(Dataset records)
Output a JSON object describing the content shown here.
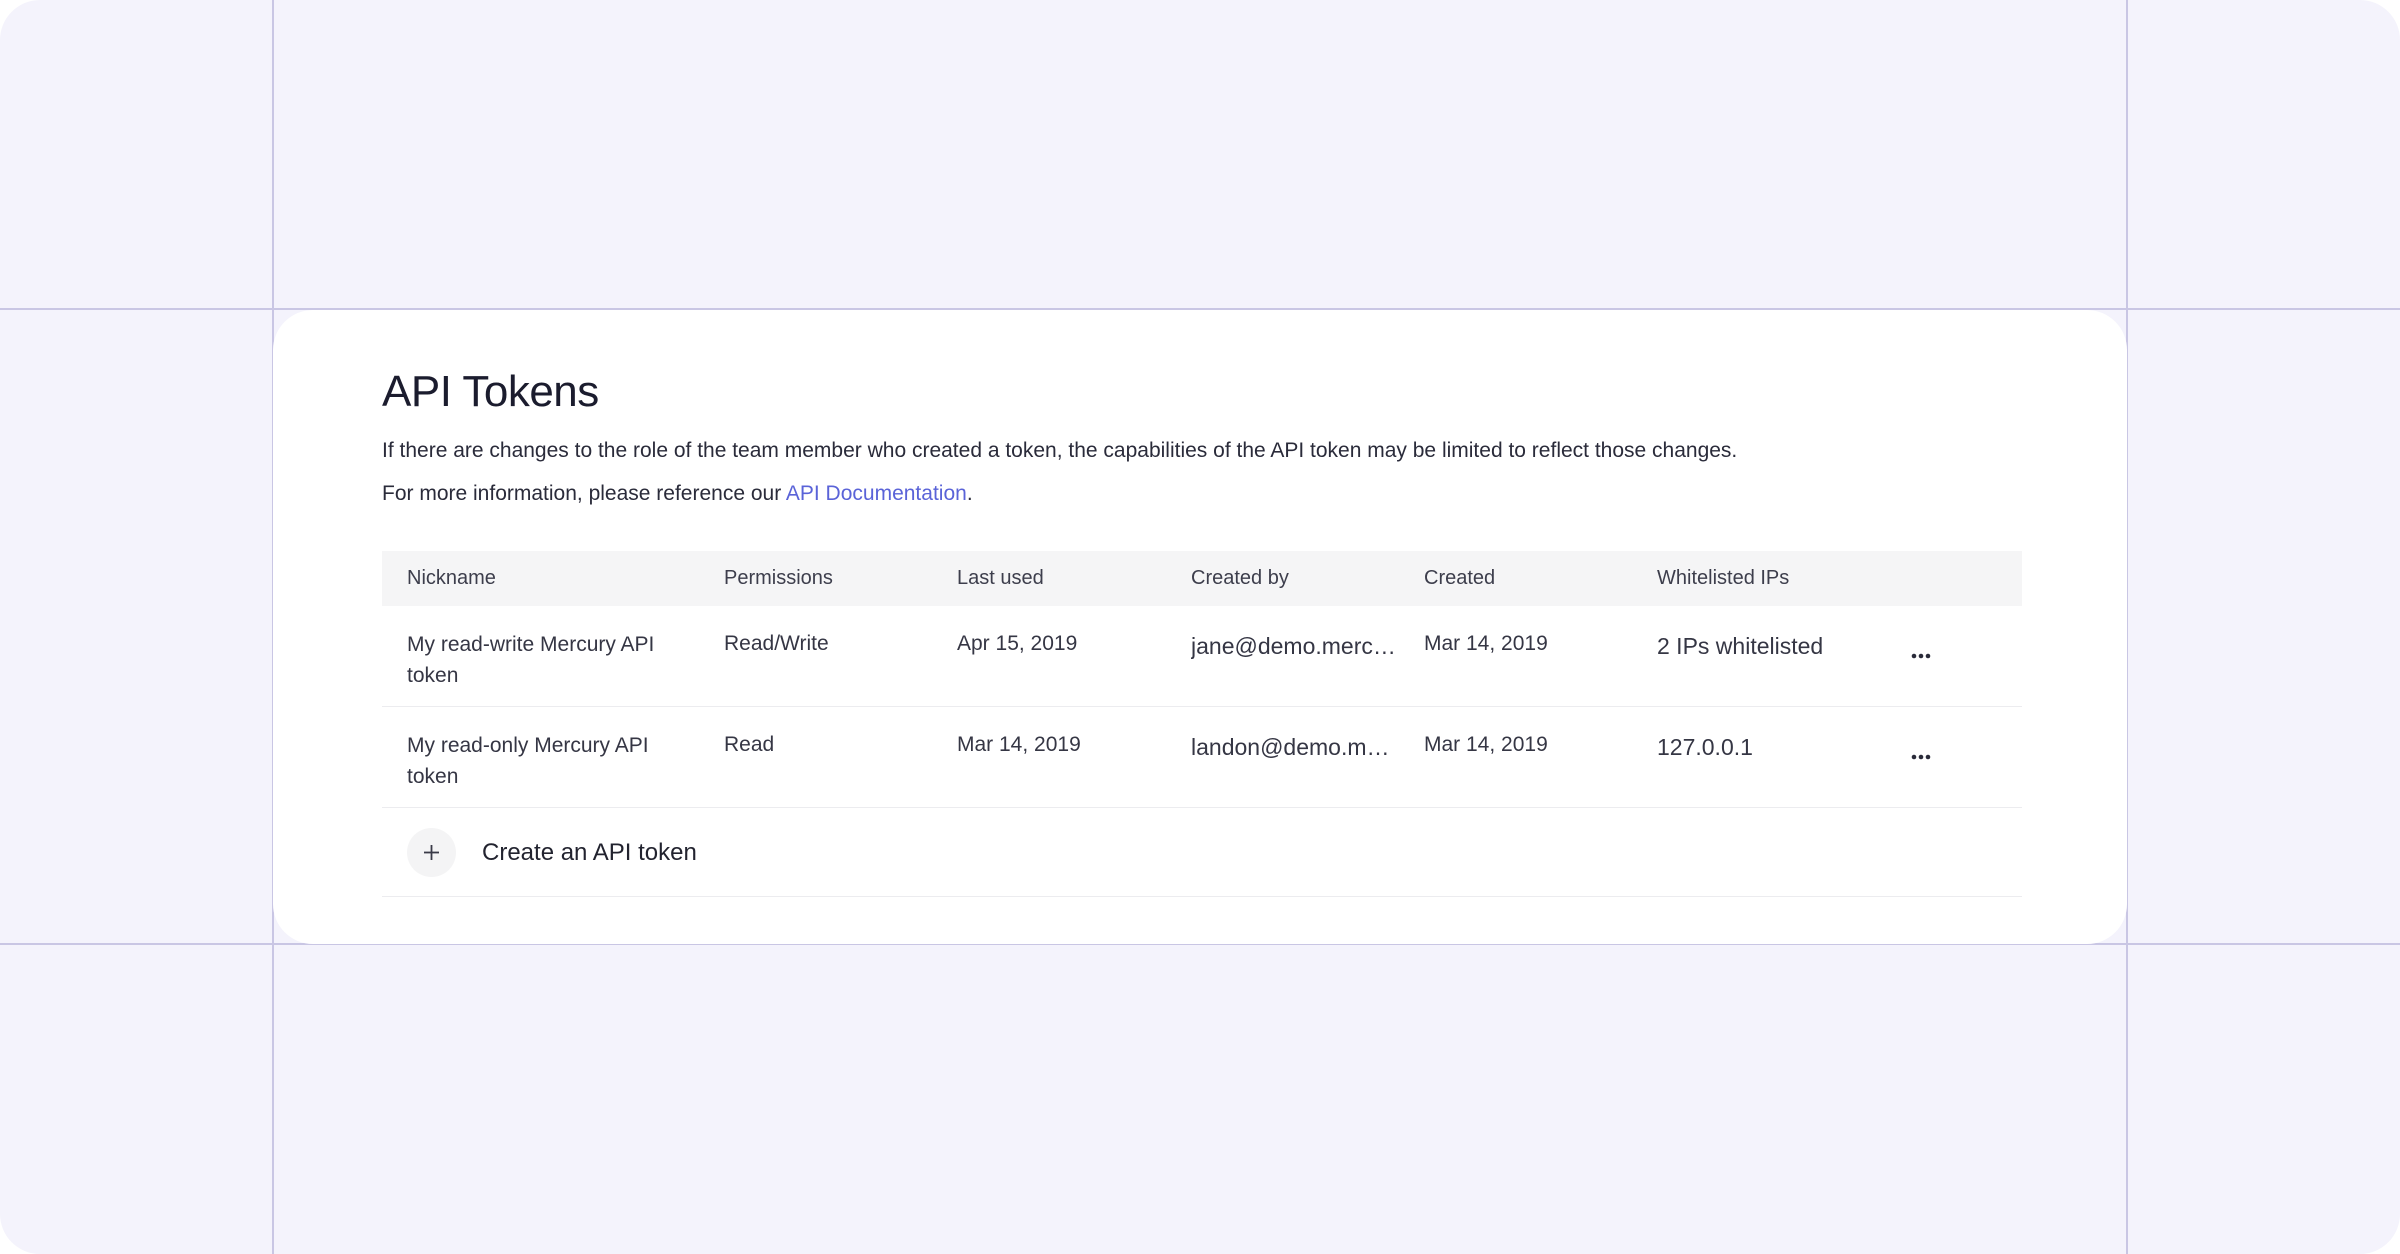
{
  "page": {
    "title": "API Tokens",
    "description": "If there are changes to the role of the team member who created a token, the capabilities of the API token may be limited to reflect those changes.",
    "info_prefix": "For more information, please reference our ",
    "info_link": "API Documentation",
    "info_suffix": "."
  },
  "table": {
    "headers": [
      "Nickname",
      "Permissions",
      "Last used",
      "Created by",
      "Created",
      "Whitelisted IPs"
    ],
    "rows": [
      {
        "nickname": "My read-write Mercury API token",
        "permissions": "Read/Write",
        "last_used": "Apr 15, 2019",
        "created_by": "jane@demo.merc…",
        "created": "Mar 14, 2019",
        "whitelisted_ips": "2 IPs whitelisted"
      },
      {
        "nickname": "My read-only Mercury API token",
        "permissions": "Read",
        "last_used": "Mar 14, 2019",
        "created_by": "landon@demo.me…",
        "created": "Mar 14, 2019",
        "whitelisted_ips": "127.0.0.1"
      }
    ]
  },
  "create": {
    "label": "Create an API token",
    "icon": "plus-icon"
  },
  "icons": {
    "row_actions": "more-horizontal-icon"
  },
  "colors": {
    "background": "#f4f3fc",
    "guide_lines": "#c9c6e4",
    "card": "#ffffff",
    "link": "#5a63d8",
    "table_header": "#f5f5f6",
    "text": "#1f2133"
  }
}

* [GIVEN EXERCISE]
Find the lines containing "Mercury" and list every one of them.

* [TASK ANSWER]
        "nickname": "My read-write Mercury API token",
        "nickname": "My read-only Mercury API token",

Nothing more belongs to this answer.